[DO THIS] Copy out each line that mentions the word "border".

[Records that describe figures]

## start

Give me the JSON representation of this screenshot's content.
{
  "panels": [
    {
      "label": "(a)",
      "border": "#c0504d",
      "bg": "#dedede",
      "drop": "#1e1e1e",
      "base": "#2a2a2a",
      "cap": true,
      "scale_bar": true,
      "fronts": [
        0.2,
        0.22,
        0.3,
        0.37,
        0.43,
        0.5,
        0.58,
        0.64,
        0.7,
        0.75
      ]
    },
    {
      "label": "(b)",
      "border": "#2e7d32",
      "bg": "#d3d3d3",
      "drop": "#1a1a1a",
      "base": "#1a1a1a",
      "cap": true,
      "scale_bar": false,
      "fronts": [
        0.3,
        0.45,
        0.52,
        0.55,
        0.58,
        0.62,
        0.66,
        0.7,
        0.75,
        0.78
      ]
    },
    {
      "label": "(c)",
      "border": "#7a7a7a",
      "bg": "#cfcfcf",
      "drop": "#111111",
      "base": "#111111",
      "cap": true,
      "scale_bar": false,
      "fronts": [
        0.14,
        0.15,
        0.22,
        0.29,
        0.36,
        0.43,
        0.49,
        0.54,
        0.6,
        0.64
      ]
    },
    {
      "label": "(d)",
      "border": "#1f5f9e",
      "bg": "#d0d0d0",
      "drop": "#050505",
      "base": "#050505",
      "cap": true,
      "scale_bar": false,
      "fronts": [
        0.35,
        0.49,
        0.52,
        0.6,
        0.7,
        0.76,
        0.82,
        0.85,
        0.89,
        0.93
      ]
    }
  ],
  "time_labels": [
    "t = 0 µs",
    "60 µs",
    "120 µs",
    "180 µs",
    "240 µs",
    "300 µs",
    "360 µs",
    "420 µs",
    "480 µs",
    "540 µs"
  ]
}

## end
## start

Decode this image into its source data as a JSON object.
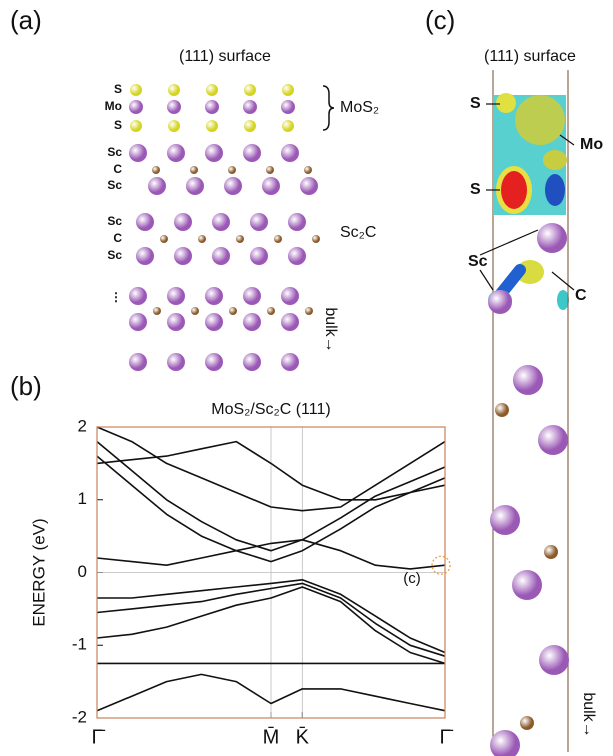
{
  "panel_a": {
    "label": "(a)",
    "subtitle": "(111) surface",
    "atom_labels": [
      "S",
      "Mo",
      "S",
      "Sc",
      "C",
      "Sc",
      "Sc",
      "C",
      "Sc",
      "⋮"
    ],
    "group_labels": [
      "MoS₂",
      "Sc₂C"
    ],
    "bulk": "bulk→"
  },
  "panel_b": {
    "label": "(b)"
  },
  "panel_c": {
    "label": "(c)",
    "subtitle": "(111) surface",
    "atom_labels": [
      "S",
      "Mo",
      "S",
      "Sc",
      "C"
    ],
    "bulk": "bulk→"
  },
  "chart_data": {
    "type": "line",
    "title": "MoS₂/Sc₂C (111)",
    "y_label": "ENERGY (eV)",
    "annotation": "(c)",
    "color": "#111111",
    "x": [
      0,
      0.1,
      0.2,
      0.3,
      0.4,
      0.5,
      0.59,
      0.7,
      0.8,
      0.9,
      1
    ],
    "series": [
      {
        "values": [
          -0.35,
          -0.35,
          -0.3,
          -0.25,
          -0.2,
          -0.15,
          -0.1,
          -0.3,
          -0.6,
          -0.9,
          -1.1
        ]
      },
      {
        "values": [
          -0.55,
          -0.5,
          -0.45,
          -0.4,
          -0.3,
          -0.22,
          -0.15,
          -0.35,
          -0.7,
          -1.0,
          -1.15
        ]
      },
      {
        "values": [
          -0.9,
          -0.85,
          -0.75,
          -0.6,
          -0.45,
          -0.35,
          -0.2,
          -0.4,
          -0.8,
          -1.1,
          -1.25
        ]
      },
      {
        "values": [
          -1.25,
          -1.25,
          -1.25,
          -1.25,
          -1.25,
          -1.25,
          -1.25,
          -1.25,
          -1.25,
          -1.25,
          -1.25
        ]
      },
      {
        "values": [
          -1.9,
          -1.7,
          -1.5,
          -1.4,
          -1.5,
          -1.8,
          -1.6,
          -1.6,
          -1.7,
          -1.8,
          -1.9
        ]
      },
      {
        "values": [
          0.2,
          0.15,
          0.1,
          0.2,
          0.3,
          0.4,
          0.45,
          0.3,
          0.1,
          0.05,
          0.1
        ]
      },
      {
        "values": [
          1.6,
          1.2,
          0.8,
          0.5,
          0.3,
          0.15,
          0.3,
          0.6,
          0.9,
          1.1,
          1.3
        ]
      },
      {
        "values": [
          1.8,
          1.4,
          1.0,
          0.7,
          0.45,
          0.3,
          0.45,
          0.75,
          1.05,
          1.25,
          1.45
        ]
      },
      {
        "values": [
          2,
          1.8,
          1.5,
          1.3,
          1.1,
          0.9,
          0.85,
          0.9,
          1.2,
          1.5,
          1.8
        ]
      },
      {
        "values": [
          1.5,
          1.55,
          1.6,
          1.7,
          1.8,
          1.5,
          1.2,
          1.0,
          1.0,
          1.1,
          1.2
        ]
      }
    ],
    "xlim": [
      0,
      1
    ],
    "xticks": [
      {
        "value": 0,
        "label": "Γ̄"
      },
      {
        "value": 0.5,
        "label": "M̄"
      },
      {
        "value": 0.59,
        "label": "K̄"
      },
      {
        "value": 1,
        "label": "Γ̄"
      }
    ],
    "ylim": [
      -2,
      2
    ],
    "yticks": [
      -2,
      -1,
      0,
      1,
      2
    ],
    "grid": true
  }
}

## end

[ANSWER IN FULL]
      "border": "#c0504d",
      "border": "#2e7d32",
      "border": "#7a7a7a",
      "border": "#1f5f9e",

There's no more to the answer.